▶ **INPUT**:
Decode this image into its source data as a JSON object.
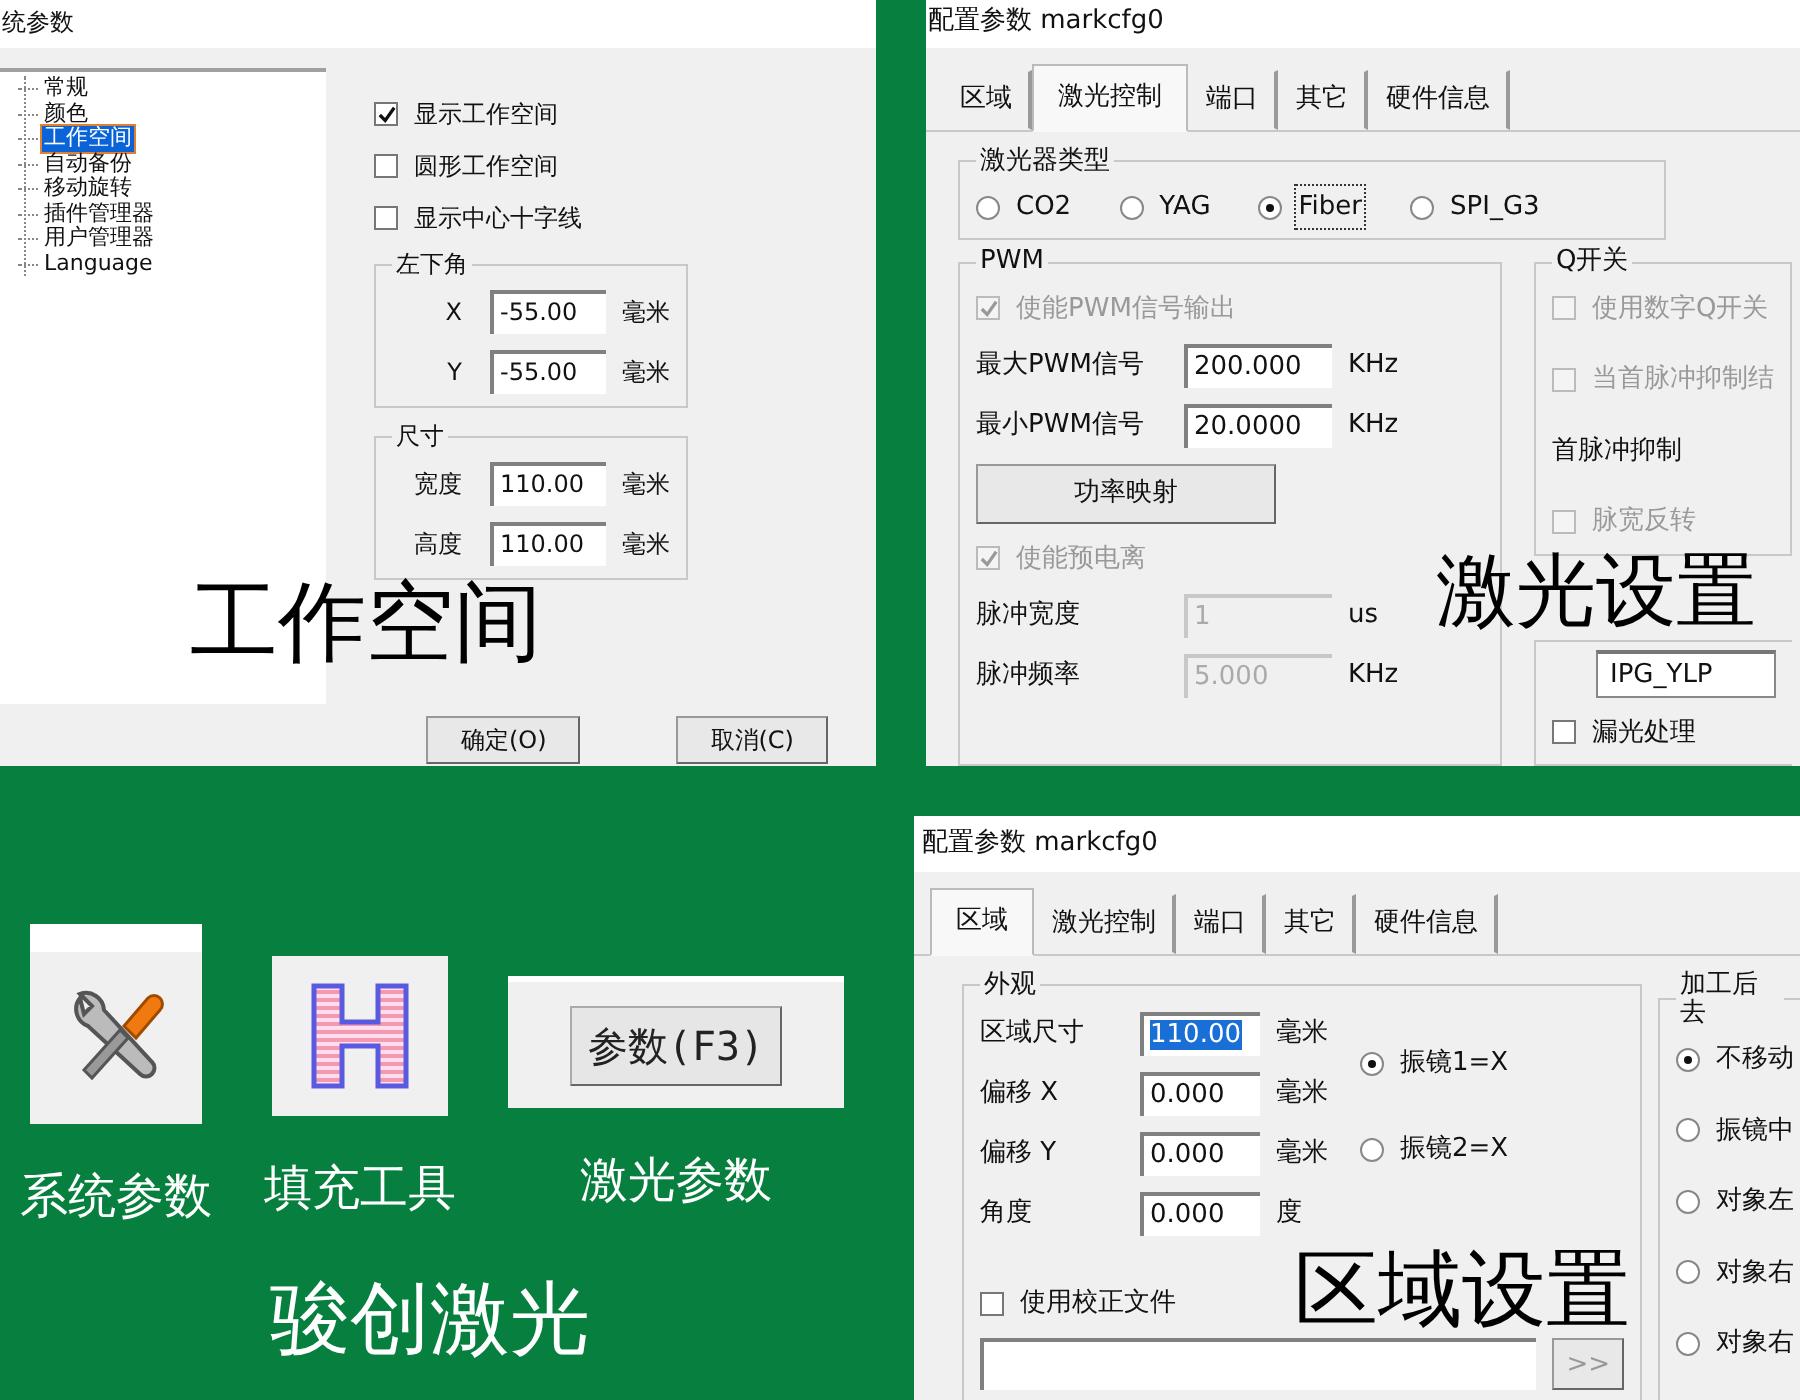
{
  "system_dialog": {
    "title": "统参数",
    "tree": [
      {
        "label": "常规",
        "selected": false
      },
      {
        "label": "颜色",
        "selected": false
      },
      {
        "label": "工作空间",
        "selected": true
      },
      {
        "label": "自动备份",
        "selected": false
      },
      {
        "label": "移动旋转",
        "selected": false
      },
      {
        "label": "插件管理器",
        "selected": false
      },
      {
        "label": "用户管理器",
        "selected": false
      },
      {
        "label": "Language",
        "selected": false
      }
    ],
    "options": [
      {
        "label": "显示工作空间",
        "checked": true
      },
      {
        "label": "圆形工作空间",
        "checked": false
      },
      {
        "label": "显示中心十字线",
        "checked": false
      }
    ],
    "groups": [
      {
        "title": "左下角",
        "rows": [
          {
            "kind": "field",
            "label": "X",
            "value": "-55.00",
            "unit": "毫米"
          },
          {
            "kind": "field",
            "label": "Y",
            "value": "-55.00",
            "unit": "毫米"
          }
        ]
      },
      {
        "title": "尺寸",
        "rows": [
          {
            "kind": "field",
            "label": "宽度",
            "value": "110.00",
            "unit": "毫米"
          },
          {
            "kind": "field",
            "label": "高度",
            "value": "110.00",
            "unit": "毫米"
          }
        ]
      }
    ],
    "buttons": [
      "确定(O)",
      "取消(C)"
    ],
    "caption": "工作空间"
  },
  "laser_dialog": {
    "title": "配置参数 markcfg0",
    "tabs": [
      {
        "label": "区域",
        "selected": false
      },
      {
        "label": "激光控制",
        "selected": true
      },
      {
        "label": "端口",
        "selected": false
      },
      {
        "label": "其它",
        "selected": false
      },
      {
        "label": "硬件信息",
        "selected": false
      }
    ],
    "laser_type": {
      "title": "激光器类型",
      "options": [
        {
          "label": "CO2",
          "selected": false
        },
        {
          "label": "YAG",
          "selected": false
        },
        {
          "label": "Fiber",
          "selected": true
        },
        {
          "label": "SPI_G3",
          "selected": false
        }
      ]
    },
    "pwm": {
      "title": "PWM",
      "rows": [
        {
          "kind": "check",
          "label": "使能PWM信号输出",
          "checked": true,
          "disabled": true
        },
        {
          "kind": "field",
          "label": "最大PWM信号",
          "value": "200.000",
          "unit": "KHz",
          "disabled": false
        },
        {
          "kind": "field",
          "label": "最小PWM信号",
          "value": "20.0000",
          "unit": "KHz",
          "disabled": false
        },
        {
          "kind": "button",
          "label": "功率映射"
        },
        {
          "kind": "check",
          "label": "使能预电离",
          "checked": true,
          "disabled": true
        },
        {
          "kind": "field",
          "label": "脉冲宽度",
          "value": "1",
          "unit": "us",
          "disabled": true
        },
        {
          "kind": "field",
          "label": "脉冲频率",
          "value": "5.000",
          "unit": "KHz",
          "disabled": true
        }
      ]
    },
    "q_switch": {
      "title": "Q开关",
      "rows": [
        {
          "kind": "check",
          "label": "使用数字Q开关",
          "checked": false,
          "disabled": true
        },
        {
          "kind": "check",
          "label": "当首脉冲抑制结",
          "checked": false,
          "disabled": true
        },
        {
          "kind": "heading",
          "label": "首脉冲抑制"
        },
        {
          "kind": "check",
          "label": "脉宽反转",
          "checked": false,
          "disabled": true
        }
      ]
    },
    "fiber": {
      "rows": [
        {
          "kind": "select",
          "value": "IPG_YLP"
        },
        {
          "kind": "check",
          "label": "漏光处理",
          "checked": false,
          "disabled": false
        }
      ]
    },
    "caption": "激光设置"
  },
  "tools": [
    {
      "kind": "wrench",
      "label": "系统参数"
    },
    {
      "kind": "hatch",
      "label": "填充工具"
    },
    {
      "kind": "button",
      "button": "参数(F3)",
      "label": "激光参数"
    }
  ],
  "brand": "骏创激光",
  "area_dialog": {
    "title": "配置参数 markcfg0",
    "tabs": [
      {
        "label": "区域",
        "selected": true
      },
      {
        "label": "激光控制",
        "selected": false
      },
      {
        "label": "端口",
        "selected": false
      },
      {
        "label": "其它",
        "selected": false
      },
      {
        "label": "硬件信息",
        "selected": false
      }
    ],
    "appearance": {
      "title": "外观",
      "rows": [
        {
          "kind": "field",
          "label": "区域尺寸",
          "value": "110.00",
          "unit": "毫米",
          "highlighted": true
        },
        {
          "kind": "field",
          "label": "偏移 X",
          "value": "0.000",
          "unit": "毫米",
          "highlighted": false
        },
        {
          "kind": "field",
          "label": "偏移 Y",
          "value": "0.000",
          "unit": "毫米",
          "highlighted": false
        },
        {
          "kind": "field",
          "label": "角度",
          "value": "0.000",
          "unit": "度",
          "highlighted": false
        }
      ],
      "galvo": [
        {
          "label": "振镜1=X",
          "selected": true
        },
        {
          "label": "振镜2=X",
          "selected": false
        }
      ]
    },
    "calibration": {
      "label": "使用校正文件",
      "checked": false
    },
    "browse_button": ">>",
    "after_group": {
      "title": "加工后去",
      "options": [
        {
          "label": "不移动",
          "selected": true
        },
        {
          "label": "振镜中",
          "selected": false
        },
        {
          "label": "对象左",
          "selected": false
        },
        {
          "label": "对象右",
          "selected": false
        },
        {
          "label": "对象右",
          "selected": false
        }
      ]
    },
    "caption": "区域设置"
  }
}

▶ **YOUR INSTRUCTIONS**:
For the entries above, count the lines that contain the string "title", and state that number without further comment.

▶ **TASK RESULT**:
10